> _Data shown_:
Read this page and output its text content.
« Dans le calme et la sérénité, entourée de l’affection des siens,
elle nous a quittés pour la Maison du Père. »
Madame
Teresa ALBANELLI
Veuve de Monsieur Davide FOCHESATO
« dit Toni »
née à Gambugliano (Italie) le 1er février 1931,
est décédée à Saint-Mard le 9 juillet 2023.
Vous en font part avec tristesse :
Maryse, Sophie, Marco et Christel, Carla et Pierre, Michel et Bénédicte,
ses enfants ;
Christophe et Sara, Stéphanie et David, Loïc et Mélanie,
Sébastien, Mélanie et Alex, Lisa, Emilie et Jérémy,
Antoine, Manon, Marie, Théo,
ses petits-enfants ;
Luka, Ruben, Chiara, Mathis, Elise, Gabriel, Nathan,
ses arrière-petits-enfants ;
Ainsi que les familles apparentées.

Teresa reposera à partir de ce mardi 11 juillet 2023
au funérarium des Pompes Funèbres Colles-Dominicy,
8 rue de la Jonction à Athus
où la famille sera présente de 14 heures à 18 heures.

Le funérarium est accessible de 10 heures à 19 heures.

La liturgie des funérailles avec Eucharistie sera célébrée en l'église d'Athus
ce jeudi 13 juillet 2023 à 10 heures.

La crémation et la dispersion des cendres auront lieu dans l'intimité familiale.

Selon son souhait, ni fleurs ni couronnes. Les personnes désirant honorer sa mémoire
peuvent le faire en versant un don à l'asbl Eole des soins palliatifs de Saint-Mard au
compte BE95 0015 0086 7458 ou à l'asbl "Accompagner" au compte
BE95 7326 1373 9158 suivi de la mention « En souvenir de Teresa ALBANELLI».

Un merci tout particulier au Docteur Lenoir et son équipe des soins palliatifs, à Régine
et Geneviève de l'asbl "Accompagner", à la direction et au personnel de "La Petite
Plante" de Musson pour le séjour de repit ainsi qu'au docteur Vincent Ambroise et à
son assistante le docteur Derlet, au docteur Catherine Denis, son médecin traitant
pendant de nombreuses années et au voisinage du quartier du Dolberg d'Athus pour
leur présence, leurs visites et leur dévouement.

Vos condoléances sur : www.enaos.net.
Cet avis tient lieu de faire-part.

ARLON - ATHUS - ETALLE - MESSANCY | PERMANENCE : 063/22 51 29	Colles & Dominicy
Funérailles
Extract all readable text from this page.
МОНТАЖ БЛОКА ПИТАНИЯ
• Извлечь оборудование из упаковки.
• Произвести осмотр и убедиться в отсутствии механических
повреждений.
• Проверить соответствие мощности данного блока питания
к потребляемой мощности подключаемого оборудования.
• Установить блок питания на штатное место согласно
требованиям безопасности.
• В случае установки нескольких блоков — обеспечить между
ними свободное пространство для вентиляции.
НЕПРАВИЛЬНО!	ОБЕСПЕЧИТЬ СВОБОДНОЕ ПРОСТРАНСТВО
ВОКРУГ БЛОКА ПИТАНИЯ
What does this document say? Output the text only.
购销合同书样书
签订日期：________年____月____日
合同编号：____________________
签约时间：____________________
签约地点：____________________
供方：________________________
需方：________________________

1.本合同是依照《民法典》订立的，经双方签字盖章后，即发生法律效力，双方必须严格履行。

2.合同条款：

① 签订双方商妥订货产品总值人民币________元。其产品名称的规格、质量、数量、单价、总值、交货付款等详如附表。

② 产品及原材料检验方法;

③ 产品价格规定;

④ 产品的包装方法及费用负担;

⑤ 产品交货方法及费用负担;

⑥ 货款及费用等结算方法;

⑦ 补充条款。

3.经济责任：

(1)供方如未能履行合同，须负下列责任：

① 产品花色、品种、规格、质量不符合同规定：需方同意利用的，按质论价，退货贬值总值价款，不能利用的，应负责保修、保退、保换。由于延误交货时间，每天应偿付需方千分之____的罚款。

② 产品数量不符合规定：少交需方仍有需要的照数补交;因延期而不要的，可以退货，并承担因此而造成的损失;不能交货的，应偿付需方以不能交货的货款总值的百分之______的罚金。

> _Problem statement_:
Check each line above for the string "Mélanie", then copy the ones that have it.

> _Exercise response_:
Christophe et Sara, Stéphanie et David, Loïc et Mélanie,
Sébastien, Mélanie et Alex, Lisa, Emilie et Jérémy,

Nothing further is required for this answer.